_Exercise prompt_: Can you output the material exactly as written, minus any pictures it holds?

_Data excerpts_:
************
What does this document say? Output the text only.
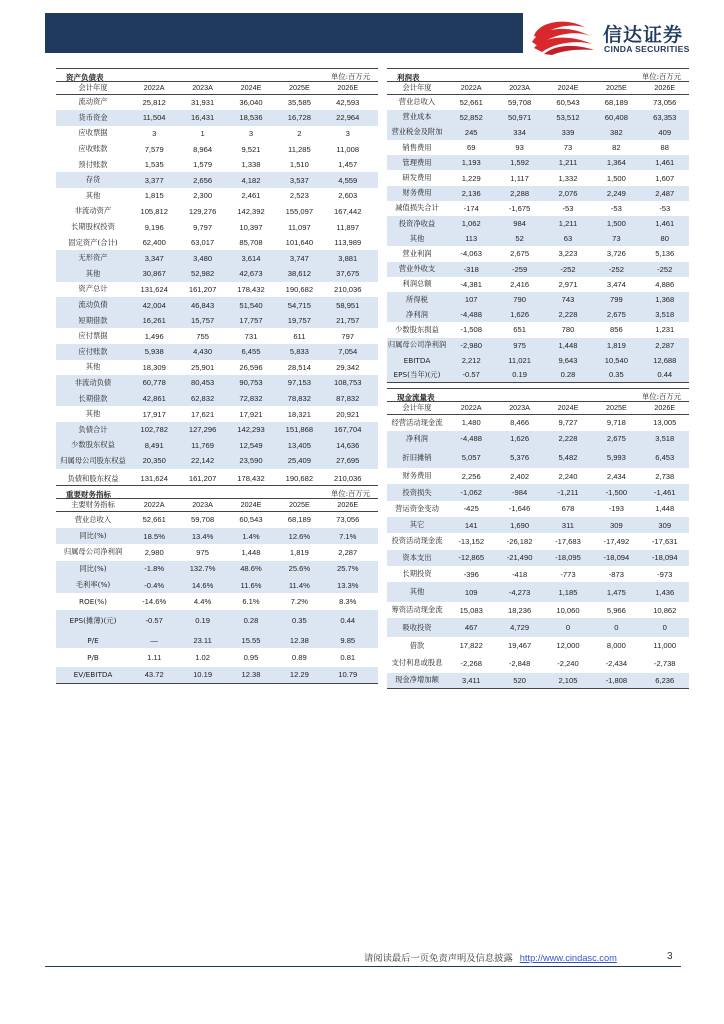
信达证券
CINDA SECURITIES
资产负债表	单位:百万元
会计年度	2022A	2023A	2024E	2025E	2026E
流动资产	25,812	31,931	36,040	35,585	42,593
货币资金	11,504	16,431	18,536	16,728	22,964
应收票据	3	1	3	2	3
应收账款	7,579	8,964	9,521	11,285	11,008
预付账款	1,535	1,579	1,338	1,510	1,457
存货	3,377	2,656	4,182	3,537	4,559
其他	1,815	2,300	2,461	2,523	2,603
非流动资产	105,812	129,276	142,392	155,097	167,442
长期股权投资	9,196	9,797	10,397	11,097	11,897
固定资产(合计)	62,400	63,017	85,708	101,640	113,989
无形资产	3,347	3,480	3,614	3,747	3,881
其他	30,867	52,982	42,673	38,612	37,675
资产总计	131,624	161,207	178,432	190,682	210,036
流动负债	42,004	46,843	51,540	54,715	58,951
短期借款	16,261	15,757	17,757	19,757	21,757
应付票据	1,496	755	731	611	797
应付账款	5,938	4,430	6,455	5,833	7,054
其他	18,309	25,901	26,596	28,514	29,342
非流动负债	60,778	80,453	90,753	97,153	108,753
长期借款	42,861	62,832	72,832	78,832	87,832
其他	17,917	17,621	17,921	18,321	20,921
负债合计	102,782	127,296	142,293	151,868	167,704
少数股东权益	8,491	11,769	12,549	13,405	14,636
归属母公司股东权益	20,350	22,142	23,590	25,409	27,695
负债和股东权益	131,624	161,207	178,432	190,682	210,036
重要财务指标	单位:百万元
主要财务指标	2022A	2023A	2024E	2025E	2026E
营业总收入	52,661	59,708	60,543	68,189	73,056
同比(%)	18.5%	13.4%	1.4%	12.6%	7.1%
归属母公司净利润	2,980	975	1,448	1,819	2,287
同比(%)	-1.8%	132.7%	48.6%	25.6%	25.7%
毛利率(%)	-0.4%	14.6%	11.6%	11.4%	13.3%
ROE(%)	-14.6%	4.4%	6.1%	7.2%	8.3%
EPS(摊薄)(元)	-0.57	0.19	0.28	0.35	0.44
P/E	—	23.11	15.55	12.38	9.85
P/B	1.11	1.02	0.95	0.89	0.81
EV/EBITDA	43.72	10.19	12.38	12.29	10.79
利润表	单位:百万元
会计年度	2022A	2023A	2024E	2025E	2026E
营业总收入	52,661	59,708	60,543	68,189	73,056
营业成本	52,852	50,971	53,512	60,408	63,353
营业税金及附加	245	334	339	382	409
销售费用	69	93	73	82	88
管理费用	1,193	1,592	1,211	1,364	1,461
研发费用	1,229	1,117	1,332	1,500	1,607
财务费用	2,136	2,288	2,076	2,249	2,487
减值损失合计	-174	-1,675	-53	-53	-53
投资净收益	1,062	984	1,211	1,500	1,461
其他	113	52	63	73	80
营业利润	-4,063	2,675	3,223	3,726	5,136
营业外收支	-318	-259	-252	-252	-252
利润总额	-4,381	2,416	2,971	3,474	4,886
所得税	107	790	743	799	1,368
净利润	-4,488	1,626	2,228	2,675	3,518
少数股东损益	-1,508	651	780	856	1,231
归属母公司净利润	-2,980	975	1,448	1,819	2,287
EBITDA	2,212	11,021	9,643	10,540	12,688
EPS(当年)(元)	-0.57	0.19	0.28	0.35	0.44
现金流量表	单位:百万元
会计年度	2022A	2023A	2024E	2025E	2026E
经营活动现金流	1,480	8,466	9,727	9,718	13,005
净利润	-4,488	1,626	2,228	2,675	3,518
折旧摊销	5,057	5,376	5,482	5,993	6,453
财务费用	2,256	2,402	2,240	2,434	2,738
投资损失	-1,062	-984	-1,211	-1,500	-1,461
营运资金变动	-425	-1,646	678	-193	1,448
其它	141	1,690	311	309	309
投资活动现金流	-13,152	-26,182	-17,683	-17,492	-17,631
资本支出	-12,865	-21,490	-18,095	-18,094	-18,094
长期投资	-396	-418	-773	-873	-973
其他	109	-4,273	1,185	1,475	1,436
筹资活动现金流	15,083	18,236	10,060	5,966	10,862
吸收投资	467	4,729	0	0	0
借款	17,822	19,467	12,000	8,000	11,000
支付利息或股息	-2,268	-2,848	-2,240	-2,434	-2,738
现金净增加额	3,411	520	2,105	-1,808	6,236
请阅读最后一页免责声明及信息披露 http://www.cindasc.com	3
************
_Correct result_:
What does this document say? Output the text only.
信达证券
CINDA SECURITIES
资产负债表	单位:百万元
会计年度	2022A	2023A	2024E	2025E	2026E
流动资产	25,812	31,931	36,040	35,585	42,593
货币资金	11,504	16,431	18,536	16,728	22,964
应收票据	3	1	3	2	3
应收账款	7,579	8,964	9,521	11,285	11,008
预付账款	1,535	1,579	1,338	1,510	1,457
存货	3,377	2,656	4,182	3,537	4,559
其他	1,815	2,300	2,461	2,523	2,603
非流动资产	105,812	129,276	142,392	155,097	167,442
长期股权投资	9,196	9,797	10,397	11,097	11,897
固定资产(合计)	62,400	63,017	85,708	101,640	113,989
无形资产	3,347	3,480	3,614	3,747	3,881
其他	30,867	52,982	42,673	38,612	37,675
资产总计	131,624	161,207	178,432	190,682	210,036
流动负债	42,004	46,843	51,540	54,715	58,951
短期借款	16,261	15,757	17,757	19,757	21,757
应付票据	1,496	755	731	611	797
应付账款	5,938	4,430	6,455	5,833	7,054
其他	18,309	25,901	26,596	28,514	29,342
非流动负债	60,778	80,453	90,753	97,153	108,753
长期借款	42,861	62,832	72,832	78,832	87,832
其他	17,917	17,621	17,921	18,321	20,921
负债合计	102,782	127,296	142,293	151,868	167,704
少数股东权益	8,491	11,769	12,549	13,405	14,636
归属母公司股东权益	20,350	22,142	23,590	25,409	27,695
负债和股东权益	131,624	161,207	178,432	190,682	210,036
重要财务指标	单位:百万元
主要财务指标	2022A	2023A	2024E	2025E	2026E
营业总收入	52,661	59,708	60,543	68,189	73,056
同比(%)	18.5%	13.4%	1.4%	12.6%	7.1%
归属母公司净利润	2,980	975	1,448	1,819	2,287
同比(%)	-1.8%	132.7%	48.6%	25.6%	25.7%
毛利率(%)	-0.4%	14.6%	11.6%	11.4%	13.3%
ROE(%)	-14.6%	4.4%	6.1%	7.2%	8.3%
EPS(摊薄)(元)	-0.57	0.19	0.28	0.35	0.44
P/E	—	23.11	15.55	12.38	9.85
P/B	1.11	1.02	0.95	0.89	0.81
EV/EBITDA	43.72	10.19	12.38	12.29	10.79
利润表	单位:百万元
会计年度	2022A	2023A	2024E	2025E	2026E
营业总收入	52,661	59,708	60,543	68,189	73,056
营业成本	52,852	50,971	53,512	60,408	63,353
营业税金及附加	245	334	339	382	409
销售费用	69	93	73	82	88
管理费用	1,193	1,592	1,211	1,364	1,461
研发费用	1,229	1,117	1,332	1,500	1,607
财务费用	2,136	2,288	2,076	2,249	2,487
减值损失合计	-174	-1,675	-53	-53	-53
投资净收益	1,062	984	1,211	1,500	1,461
其他	113	52	63	73	80
营业利润	-4,063	2,675	3,223	3,726	5,136
营业外收支	-318	-259	-252	-252	-252
利润总额	-4,381	2,416	2,971	3,474	4,886
所得税	107	790	743	799	1,368
净利润	-4,488	1,626	2,228	2,675	3,518
少数股东损益	-1,508	651	780	856	1,231
归属母公司净利润	-2,980	975	1,448	1,819	2,287
EBITDA	2,212	11,021	9,643	10,540	12,688
EPS(当年)(元)	-0.57	0.19	0.28	0.35	0.44
现金流量表	单位:百万元
会计年度	2022A	2023A	2024E	2025E	2026E
经营活动现金流	1,480	8,466	9,727	9,718	13,005
净利润	-4,488	1,626	2,228	2,675	3,518
折旧摊销	5,057	5,376	5,482	5,993	6,453
财务费用	2,256	2,402	2,240	2,434	2,738
投资损失	-1,062	-984	-1,211	-1,500	-1,461
营运资金变动	-425	-1,646	678	-193	1,448
其它	141	1,690	311	309	309
投资活动现金流	-13,152	-26,182	-17,683	-17,492	-17,631
资本支出	-12,865	-21,490	-18,095	-18,094	-18,094
长期投资	-396	-418	-773	-873	-973
其他	109	-4,273	1,185	1,475	1,436
筹资活动现金流	15,083	18,236	10,060	5,966	10,862
吸收投资	467	4,729	0	0	0
借款	17,822	19,467	12,000	8,000	11,000
支付利息或股息	-2,268	-2,848	-2,240	-2,434	-2,738
现金净增加额	3,411	520	2,105	-1,808	6,236
请阅读最后一页免责声明及信息披露 http://www.cindasc.com	3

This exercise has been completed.